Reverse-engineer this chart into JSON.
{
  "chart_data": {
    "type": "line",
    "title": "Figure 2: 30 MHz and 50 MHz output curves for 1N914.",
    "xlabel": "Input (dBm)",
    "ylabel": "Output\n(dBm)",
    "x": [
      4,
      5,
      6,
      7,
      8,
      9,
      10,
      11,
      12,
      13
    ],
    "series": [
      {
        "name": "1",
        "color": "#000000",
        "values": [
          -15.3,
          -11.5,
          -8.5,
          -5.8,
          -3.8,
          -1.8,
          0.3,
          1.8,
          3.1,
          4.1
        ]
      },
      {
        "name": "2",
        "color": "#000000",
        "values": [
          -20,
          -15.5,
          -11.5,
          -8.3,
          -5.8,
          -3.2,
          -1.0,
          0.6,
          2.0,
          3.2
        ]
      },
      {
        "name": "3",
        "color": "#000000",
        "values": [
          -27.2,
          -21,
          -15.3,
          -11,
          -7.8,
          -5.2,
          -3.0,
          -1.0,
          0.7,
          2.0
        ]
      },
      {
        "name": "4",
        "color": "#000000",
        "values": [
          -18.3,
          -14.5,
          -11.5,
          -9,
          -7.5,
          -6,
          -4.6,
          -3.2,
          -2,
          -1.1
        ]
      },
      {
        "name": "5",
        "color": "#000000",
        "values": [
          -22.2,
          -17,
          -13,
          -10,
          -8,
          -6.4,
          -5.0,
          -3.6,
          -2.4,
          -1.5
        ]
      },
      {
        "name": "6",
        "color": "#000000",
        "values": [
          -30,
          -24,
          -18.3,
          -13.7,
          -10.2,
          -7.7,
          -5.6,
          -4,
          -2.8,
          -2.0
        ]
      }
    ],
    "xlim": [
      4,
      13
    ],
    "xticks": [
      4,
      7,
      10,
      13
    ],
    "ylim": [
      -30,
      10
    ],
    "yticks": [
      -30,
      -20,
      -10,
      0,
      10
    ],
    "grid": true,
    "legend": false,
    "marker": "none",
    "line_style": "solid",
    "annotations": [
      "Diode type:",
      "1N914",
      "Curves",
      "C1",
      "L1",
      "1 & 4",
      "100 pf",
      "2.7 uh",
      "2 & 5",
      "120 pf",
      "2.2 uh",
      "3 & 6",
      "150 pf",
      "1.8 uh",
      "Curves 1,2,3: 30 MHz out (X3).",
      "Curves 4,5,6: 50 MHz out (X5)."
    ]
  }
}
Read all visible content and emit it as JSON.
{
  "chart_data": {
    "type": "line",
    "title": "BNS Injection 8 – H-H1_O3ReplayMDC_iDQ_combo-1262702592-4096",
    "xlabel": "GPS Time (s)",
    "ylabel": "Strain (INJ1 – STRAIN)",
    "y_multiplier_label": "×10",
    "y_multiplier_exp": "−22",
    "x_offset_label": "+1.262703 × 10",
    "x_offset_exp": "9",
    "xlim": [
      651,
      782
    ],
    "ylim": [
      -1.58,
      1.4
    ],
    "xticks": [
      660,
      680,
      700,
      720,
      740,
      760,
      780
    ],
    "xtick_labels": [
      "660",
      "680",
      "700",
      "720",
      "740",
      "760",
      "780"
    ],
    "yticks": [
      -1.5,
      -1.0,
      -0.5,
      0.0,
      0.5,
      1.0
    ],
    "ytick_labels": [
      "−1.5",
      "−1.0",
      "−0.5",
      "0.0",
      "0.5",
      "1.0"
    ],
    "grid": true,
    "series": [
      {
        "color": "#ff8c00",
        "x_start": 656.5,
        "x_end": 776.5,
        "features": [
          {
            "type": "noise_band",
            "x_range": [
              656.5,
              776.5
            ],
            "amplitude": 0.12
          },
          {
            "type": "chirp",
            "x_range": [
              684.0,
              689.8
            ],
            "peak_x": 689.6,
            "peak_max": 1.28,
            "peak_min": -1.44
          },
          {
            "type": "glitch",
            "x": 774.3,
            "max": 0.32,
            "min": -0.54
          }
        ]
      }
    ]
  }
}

::::::::

# PROBLEM REQUIREMENTS:
Output all preceding records character for character.

# WORKED ANSWER:
Reverse-engineer this chart into JSON.
{
  "chart_data": {
    "type": "line",
    "title": "Figure 2: 30 MHz and 50 MHz output curves for 1N914.",
    "xlabel": "Input (dBm)",
    "ylabel": "Output\n(dBm)",
    "x": [
      4,
      5,
      6,
      7,
      8,
      9,
      10,
      11,
      12,
      13
    ],
    "series": [
      {
        "name": "1",
        "color": "#000000",
        "values": [
          -15.3,
          -11.5,
          -8.5,
          -5.8,
          -3.8,
          -1.8,
          0.3,
          1.8,
          3.1,
          4.1
        ]
      },
      {
        "name": "2",
        "color": "#000000",
        "values": [
          -20,
          -15.5,
          -11.5,
          -8.3,
          -5.8,
          -3.2,
          -1.0,
          0.6,
          2.0,
          3.2
        ]
      },
      {
        "name": "3",
        "color": "#000000",
        "values": [
          -27.2,
          -21,
          -15.3,
          -11,
          -7.8,
          -5.2,
          -3.0,
          -1.0,
          0.7,
          2.0
        ]
      },
      {
        "name": "4",
        "color": "#000000",
        "values": [
          -18.3,
          -14.5,
          -11.5,
          -9,
          -7.5,
          -6,
          -4.6,
          -3.2,
          -2,
          -1.1
        ]
      },
      {
        "name": "5",
        "color": "#000000",
        "values": [
          -22.2,
          -17,
          -13,
          -10,
          -8,
          -6.4,
          -5.0,
          -3.6,
          -2.4,
          -1.5
        ]
      },
      {
        "name": "6",
        "color": "#000000",
        "values": [
          -30,
          -24,
          -18.3,
          -13.7,
          -10.2,
          -7.7,
          -5.6,
          -4,
          -2.8,
          -2.0
        ]
      }
    ],
    "xlim": [
      4,
      13
    ],
    "xticks": [
      4,
      7,
      10,
      13
    ],
    "ylim": [
      -30,
      10
    ],
    "yticks": [
      -30,
      -20,
      -10,
      0,
      10
    ],
    "grid": true,
    "legend": false,
    "marker": "none",
    "line_style": "solid",
    "annotations": [
      "Diode type:",
      "1N914",
      "Curves",
      "C1",
      "L1",
      "1 & 4",
      "100 pf",
      "2.7 uh",
      "2 & 5",
      "120 pf",
      "2.2 uh",
      "3 & 6",
      "150 pf",
      "1.8 uh",
      "Curves 1,2,3: 30 MHz out (X3).",
      "Curves 4,5,6: 50 MHz out (X5)."
    ]
  }
}
Read all visible content and emit it as JSON.
{
  "chart_data": {
    "type": "line",
    "title": "BNS Injection 8 – H-H1_O3ReplayMDC_iDQ_combo-1262702592-4096",
    "xlabel": "GPS Time (s)",
    "ylabel": "Strain (INJ1 – STRAIN)",
    "y_multiplier_label": "×10",
    "y_multiplier_exp": "−22",
    "x_offset_label": "+1.262703 × 10",
    "x_offset_exp": "9",
    "xlim": [
      651,
      782
    ],
    "ylim": [
      -1.58,
      1.4
    ],
    "xticks": [
      660,
      680,
      700,
      720,
      740,
      760,
      780
    ],
    "xtick_labels": [
      "660",
      "680",
      "700",
      "720",
      "740",
      "760",
      "780"
    ],
    "yticks": [
      -1.5,
      -1.0,
      -0.5,
      0.0,
      0.5,
      1.0
    ],
    "ytick_labels": [
      "−1.5",
      "−1.0",
      "−0.5",
      "0.0",
      "0.5",
      "1.0"
    ],
    "grid": true,
    "series": [
      {
        "color": "#ff8c00",
        "x_start": 656.5,
        "x_end": 776.5,
        "features": [
          {
            "type": "noise_band",
            "x_range": [
              656.5,
              776.5
            ],
            "amplitude": 0.12
          },
          {
            "type": "chirp",
            "x_range": [
              684.0,
              689.8
            ],
            "peak_x": 689.6,
            "peak_max": 1.28,
            "peak_min": -1.44
          },
          {
            "type": "glitch",
            "x": 774.3,
            "max": 0.32,
            "min": -0.54
          }
        ]
      }
    ]
  }
}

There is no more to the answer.